Records
============================================================
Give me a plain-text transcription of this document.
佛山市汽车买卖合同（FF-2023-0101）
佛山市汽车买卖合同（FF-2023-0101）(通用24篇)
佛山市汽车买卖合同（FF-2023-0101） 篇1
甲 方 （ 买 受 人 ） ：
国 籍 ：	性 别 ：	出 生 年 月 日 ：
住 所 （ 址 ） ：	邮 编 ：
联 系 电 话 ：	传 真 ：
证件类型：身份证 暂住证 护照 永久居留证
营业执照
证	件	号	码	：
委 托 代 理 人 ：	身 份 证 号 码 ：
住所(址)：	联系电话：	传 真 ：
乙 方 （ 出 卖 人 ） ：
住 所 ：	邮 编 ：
============================================================
(Request) Write an exact transcription of every entry above.

(Full output)
Give me a plain-text transcription of this document.
佛山市汽车买卖合同（FF-2023-0101）
佛山市汽车买卖合同（FF-2023-0101）(通用24篇)
佛山市汽车买卖合同（FF-2023-0101） 篇1
甲 方 （ 买 受 人 ） ：
国 籍 ：	性 别 ：	出 生 年 月 日 ：
住 所 （ 址 ） ：	邮 编 ：
联 系 电 话 ：	传 真 ：
证件类型：身份证 暂住证 护照 永久居留证
营业执照
证	件	号	码	：
委 托 代 理 人 ：	身 份 证 号 码 ：
住所(址)：	联系电话：	传 真 ：
乙 方 （ 出 卖 人 ） ：
住 所 ：	邮 编 ：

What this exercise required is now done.